Saved entries
--- Begin ---
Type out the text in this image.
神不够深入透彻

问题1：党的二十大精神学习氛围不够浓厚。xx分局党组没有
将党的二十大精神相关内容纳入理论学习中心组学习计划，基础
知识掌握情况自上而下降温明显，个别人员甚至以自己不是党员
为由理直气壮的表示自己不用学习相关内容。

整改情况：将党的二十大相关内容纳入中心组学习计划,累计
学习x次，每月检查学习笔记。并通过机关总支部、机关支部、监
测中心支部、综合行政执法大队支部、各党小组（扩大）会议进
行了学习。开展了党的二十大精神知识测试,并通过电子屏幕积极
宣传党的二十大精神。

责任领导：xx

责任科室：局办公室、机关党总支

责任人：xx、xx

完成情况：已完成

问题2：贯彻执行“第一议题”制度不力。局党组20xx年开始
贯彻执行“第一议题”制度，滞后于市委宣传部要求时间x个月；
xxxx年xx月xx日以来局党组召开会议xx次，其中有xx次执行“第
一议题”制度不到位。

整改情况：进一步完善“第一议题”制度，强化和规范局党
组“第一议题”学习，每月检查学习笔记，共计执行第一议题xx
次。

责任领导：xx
--- End ---
--- Begin ---
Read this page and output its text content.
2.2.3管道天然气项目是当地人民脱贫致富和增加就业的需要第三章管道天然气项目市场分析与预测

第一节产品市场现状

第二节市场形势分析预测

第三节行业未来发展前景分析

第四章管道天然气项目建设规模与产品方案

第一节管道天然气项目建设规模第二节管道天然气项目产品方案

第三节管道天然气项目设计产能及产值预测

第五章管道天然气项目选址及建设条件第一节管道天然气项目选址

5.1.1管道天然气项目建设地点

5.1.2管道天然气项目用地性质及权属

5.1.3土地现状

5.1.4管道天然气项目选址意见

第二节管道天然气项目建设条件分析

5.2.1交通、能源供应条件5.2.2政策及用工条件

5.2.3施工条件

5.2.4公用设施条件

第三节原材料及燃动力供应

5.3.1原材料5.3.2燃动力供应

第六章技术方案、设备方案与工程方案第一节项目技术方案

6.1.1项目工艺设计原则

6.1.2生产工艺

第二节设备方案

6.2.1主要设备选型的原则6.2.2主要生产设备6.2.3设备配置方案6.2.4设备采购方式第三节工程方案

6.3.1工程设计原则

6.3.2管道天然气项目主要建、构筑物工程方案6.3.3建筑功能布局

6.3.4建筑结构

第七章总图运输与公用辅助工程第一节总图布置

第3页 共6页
--- End ---
--- Begin ---
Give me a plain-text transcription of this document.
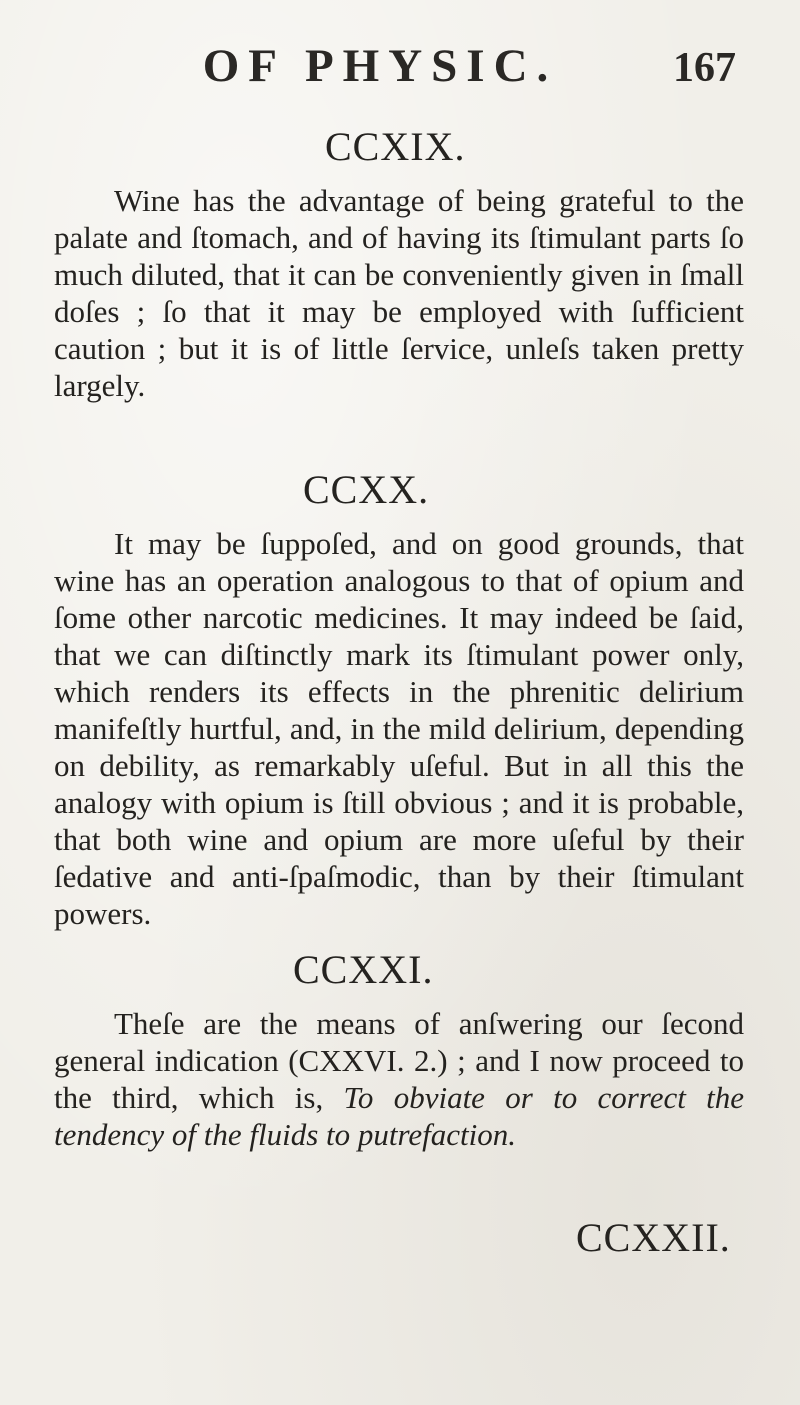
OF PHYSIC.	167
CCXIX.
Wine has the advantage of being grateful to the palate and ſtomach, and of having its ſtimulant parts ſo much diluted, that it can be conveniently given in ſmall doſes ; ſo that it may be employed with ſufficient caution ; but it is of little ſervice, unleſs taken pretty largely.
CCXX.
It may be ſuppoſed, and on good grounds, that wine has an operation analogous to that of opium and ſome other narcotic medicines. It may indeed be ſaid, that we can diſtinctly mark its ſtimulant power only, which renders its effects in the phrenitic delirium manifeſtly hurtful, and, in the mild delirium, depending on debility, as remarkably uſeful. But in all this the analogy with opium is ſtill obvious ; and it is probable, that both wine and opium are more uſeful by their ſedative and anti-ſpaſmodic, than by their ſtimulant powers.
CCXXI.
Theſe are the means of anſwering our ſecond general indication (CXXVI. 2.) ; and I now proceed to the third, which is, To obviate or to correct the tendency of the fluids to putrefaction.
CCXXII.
--- End ---
*GIVEN REQUEST*. Work out how many lines of the material above contain the word "text", then give only that figure.

*EXERCISE RESULT*. 3